INPUT RECORDS.
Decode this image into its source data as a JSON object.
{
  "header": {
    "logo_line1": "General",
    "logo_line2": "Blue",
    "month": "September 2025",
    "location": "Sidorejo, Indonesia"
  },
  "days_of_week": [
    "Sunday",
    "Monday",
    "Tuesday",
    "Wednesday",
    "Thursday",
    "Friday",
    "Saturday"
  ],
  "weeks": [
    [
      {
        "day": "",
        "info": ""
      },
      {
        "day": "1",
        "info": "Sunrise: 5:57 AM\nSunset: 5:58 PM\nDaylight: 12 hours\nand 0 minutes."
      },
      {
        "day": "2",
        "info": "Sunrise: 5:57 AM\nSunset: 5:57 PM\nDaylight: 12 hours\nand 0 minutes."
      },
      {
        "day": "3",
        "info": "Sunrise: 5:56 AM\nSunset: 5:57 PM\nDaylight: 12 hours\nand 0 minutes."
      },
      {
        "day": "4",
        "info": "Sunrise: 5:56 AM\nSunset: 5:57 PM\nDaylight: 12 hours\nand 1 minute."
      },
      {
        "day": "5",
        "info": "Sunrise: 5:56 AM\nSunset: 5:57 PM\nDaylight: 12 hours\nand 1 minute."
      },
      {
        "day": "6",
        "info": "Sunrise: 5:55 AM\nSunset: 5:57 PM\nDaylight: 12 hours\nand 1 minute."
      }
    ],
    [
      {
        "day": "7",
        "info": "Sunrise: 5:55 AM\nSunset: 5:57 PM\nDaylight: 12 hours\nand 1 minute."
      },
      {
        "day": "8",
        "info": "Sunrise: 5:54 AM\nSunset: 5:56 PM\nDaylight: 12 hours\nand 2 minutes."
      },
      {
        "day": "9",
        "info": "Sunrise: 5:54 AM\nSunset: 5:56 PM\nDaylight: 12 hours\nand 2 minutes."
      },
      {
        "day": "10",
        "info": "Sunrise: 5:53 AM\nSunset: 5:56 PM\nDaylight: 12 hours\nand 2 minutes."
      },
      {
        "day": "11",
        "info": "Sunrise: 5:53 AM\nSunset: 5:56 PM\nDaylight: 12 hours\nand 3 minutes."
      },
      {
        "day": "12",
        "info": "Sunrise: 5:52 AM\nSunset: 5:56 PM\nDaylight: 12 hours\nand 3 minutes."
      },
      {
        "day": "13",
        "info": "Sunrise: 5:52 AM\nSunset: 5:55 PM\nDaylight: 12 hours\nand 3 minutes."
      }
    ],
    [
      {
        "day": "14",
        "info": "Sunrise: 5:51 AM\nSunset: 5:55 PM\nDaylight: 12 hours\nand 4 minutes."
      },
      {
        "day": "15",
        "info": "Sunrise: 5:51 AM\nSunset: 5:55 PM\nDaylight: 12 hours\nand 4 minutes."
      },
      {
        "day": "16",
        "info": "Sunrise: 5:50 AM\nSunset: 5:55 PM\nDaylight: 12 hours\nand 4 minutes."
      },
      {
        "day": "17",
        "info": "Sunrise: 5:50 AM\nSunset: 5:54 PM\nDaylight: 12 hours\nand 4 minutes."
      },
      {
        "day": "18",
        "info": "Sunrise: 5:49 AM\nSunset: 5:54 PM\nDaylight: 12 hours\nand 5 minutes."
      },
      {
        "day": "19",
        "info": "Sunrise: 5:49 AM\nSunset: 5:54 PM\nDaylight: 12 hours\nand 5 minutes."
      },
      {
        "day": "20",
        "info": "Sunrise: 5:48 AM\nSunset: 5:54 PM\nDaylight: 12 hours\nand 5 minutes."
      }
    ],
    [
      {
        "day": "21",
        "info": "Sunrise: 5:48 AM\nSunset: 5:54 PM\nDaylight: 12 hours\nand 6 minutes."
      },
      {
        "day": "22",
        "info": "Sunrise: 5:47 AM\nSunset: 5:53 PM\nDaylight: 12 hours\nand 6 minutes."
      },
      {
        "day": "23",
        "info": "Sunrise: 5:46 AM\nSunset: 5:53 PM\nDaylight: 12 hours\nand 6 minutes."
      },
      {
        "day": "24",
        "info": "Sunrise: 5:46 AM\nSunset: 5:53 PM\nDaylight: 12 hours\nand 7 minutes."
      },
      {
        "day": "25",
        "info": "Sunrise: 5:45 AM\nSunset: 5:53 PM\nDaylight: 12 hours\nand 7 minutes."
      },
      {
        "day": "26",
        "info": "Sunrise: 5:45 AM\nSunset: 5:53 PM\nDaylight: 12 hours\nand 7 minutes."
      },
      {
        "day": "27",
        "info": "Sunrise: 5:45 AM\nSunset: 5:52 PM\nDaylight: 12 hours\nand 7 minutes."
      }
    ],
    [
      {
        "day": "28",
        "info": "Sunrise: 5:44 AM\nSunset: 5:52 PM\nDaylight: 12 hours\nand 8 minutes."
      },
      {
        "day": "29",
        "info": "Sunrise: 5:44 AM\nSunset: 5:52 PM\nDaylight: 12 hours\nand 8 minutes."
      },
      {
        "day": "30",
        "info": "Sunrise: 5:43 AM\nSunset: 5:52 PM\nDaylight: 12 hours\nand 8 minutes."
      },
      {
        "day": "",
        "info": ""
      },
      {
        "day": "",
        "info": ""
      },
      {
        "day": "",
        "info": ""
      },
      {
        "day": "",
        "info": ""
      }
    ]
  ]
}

TASK INSTRUCTIONS.
Write the entries again, exactly as they stand.

RESPONSE TO THE EXERCISE.
Decode this image into its source data as a JSON object.
{
  "header": {
    "logo_line1": "General",
    "logo_line2": "Blue",
    "month": "September 2025",
    "location": "Sidorejo, Indonesia"
  },
  "days_of_week": [
    "Sunday",
    "Monday",
    "Tuesday",
    "Wednesday",
    "Thursday",
    "Friday",
    "Saturday"
  ],
  "weeks": [
    [
      {
        "day": "",
        "info": ""
      },
      {
        "day": "1",
        "info": "Sunrise: 5:57 AM\nSunset: 5:58 PM\nDaylight: 12 hours\nand 0 minutes."
      },
      {
        "day": "2",
        "info": "Sunrise: 5:57 AM\nSunset: 5:57 PM\nDaylight: 12 hours\nand 0 minutes."
      },
      {
        "day": "3",
        "info": "Sunrise: 5:56 AM\nSunset: 5:57 PM\nDaylight: 12 hours\nand 0 minutes."
      },
      {
        "day": "4",
        "info": "Sunrise: 5:56 AM\nSunset: 5:57 PM\nDaylight: 12 hours\nand 1 minute."
      },
      {
        "day": "5",
        "info": "Sunrise: 5:56 AM\nSunset: 5:57 PM\nDaylight: 12 hours\nand 1 minute."
      },
      {
        "day": "6",
        "info": "Sunrise: 5:55 AM\nSunset: 5:57 PM\nDaylight: 12 hours\nand 1 minute."
      }
    ],
    [
      {
        "day": "7",
        "info": "Sunrise: 5:55 AM\nSunset: 5:57 PM\nDaylight: 12 hours\nand 1 minute."
      },
      {
        "day": "8",
        "info": "Sunrise: 5:54 AM\nSunset: 5:56 PM\nDaylight: 12 hours\nand 2 minutes."
      },
      {
        "day": "9",
        "info": "Sunrise: 5:54 AM\nSunset: 5:56 PM\nDaylight: 12 hours\nand 2 minutes."
      },
      {
        "day": "10",
        "info": "Sunrise: 5:53 AM\nSunset: 5:56 PM\nDaylight: 12 hours\nand 2 minutes."
      },
      {
        "day": "11",
        "info": "Sunrise: 5:53 AM\nSunset: 5:56 PM\nDaylight: 12 hours\nand 3 minutes."
      },
      {
        "day": "12",
        "info": "Sunrise: 5:52 AM\nSunset: 5:56 PM\nDaylight: 12 hours\nand 3 minutes."
      },
      {
        "day": "13",
        "info": "Sunrise: 5:52 AM\nSunset: 5:55 PM\nDaylight: 12 hours\nand 3 minutes."
      }
    ],
    [
      {
        "day": "14",
        "info": "Sunrise: 5:51 AM\nSunset: 5:55 PM\nDaylight: 12 hours\nand 4 minutes."
      },
      {
        "day": "15",
        "info": "Sunrise: 5:51 AM\nSunset: 5:55 PM\nDaylight: 12 hours\nand 4 minutes."
      },
      {
        "day": "16",
        "info": "Sunrise: 5:50 AM\nSunset: 5:55 PM\nDaylight: 12 hours\nand 4 minutes."
      },
      {
        "day": "17",
        "info": "Sunrise: 5:50 AM\nSunset: 5:54 PM\nDaylight: 12 hours\nand 4 minutes."
      },
      {
        "day": "18",
        "info": "Sunrise: 5:49 AM\nSunset: 5:54 PM\nDaylight: 12 hours\nand 5 minutes."
      },
      {
        "day": "19",
        "info": "Sunrise: 5:49 AM\nSunset: 5:54 PM\nDaylight: 12 hours\nand 5 minutes."
      },
      {
        "day": "20",
        "info": "Sunrise: 5:48 AM\nSunset: 5:54 PM\nDaylight: 12 hours\nand 5 minutes."
      }
    ],
    [
      {
        "day": "21",
        "info": "Sunrise: 5:48 AM\nSunset: 5:54 PM\nDaylight: 12 hours\nand 6 minutes."
      },
      {
        "day": "22",
        "info": "Sunrise: 5:47 AM\nSunset: 5:53 PM\nDaylight: 12 hours\nand 6 minutes."
      },
      {
        "day": "23",
        "info": "Sunrise: 5:46 AM\nSunset: 5:53 PM\nDaylight: 12 hours\nand 6 minutes."
      },
      {
        "day": "24",
        "info": "Sunrise: 5:46 AM\nSunset: 5:53 PM\nDaylight: 12 hours\nand 7 minutes."
      },
      {
        "day": "25",
        "info": "Sunrise: 5:45 AM\nSunset: 5:53 PM\nDaylight: 12 hours\nand 7 minutes."
      },
      {
        "day": "26",
        "info": "Sunrise: 5:45 AM\nSunset: 5:53 PM\nDaylight: 12 hours\nand 7 minutes."
      },
      {
        "day": "27",
        "info": "Sunrise: 5:45 AM\nSunset: 5:52 PM\nDaylight: 12 hours\nand 7 minutes."
      }
    ],
    [
      {
        "day": "28",
        "info": "Sunrise: 5:44 AM\nSunset: 5:52 PM\nDaylight: 12 hours\nand 8 minutes."
      },
      {
        "day": "29",
        "info": "Sunrise: 5:44 AM\nSunset: 5:52 PM\nDaylight: 12 hours\nand 8 minutes."
      },
      {
        "day": "30",
        "info": "Sunrise: 5:43 AM\nSunset: 5:52 PM\nDaylight: 12 hours\nand 8 minutes."
      },
      {
        "day": "",
        "info": ""
      },
      {
        "day": "",
        "info": ""
      },
      {
        "day": "",
        "info": ""
      },
      {
        "day": "",
        "info": ""
      }
    ]
  ]
}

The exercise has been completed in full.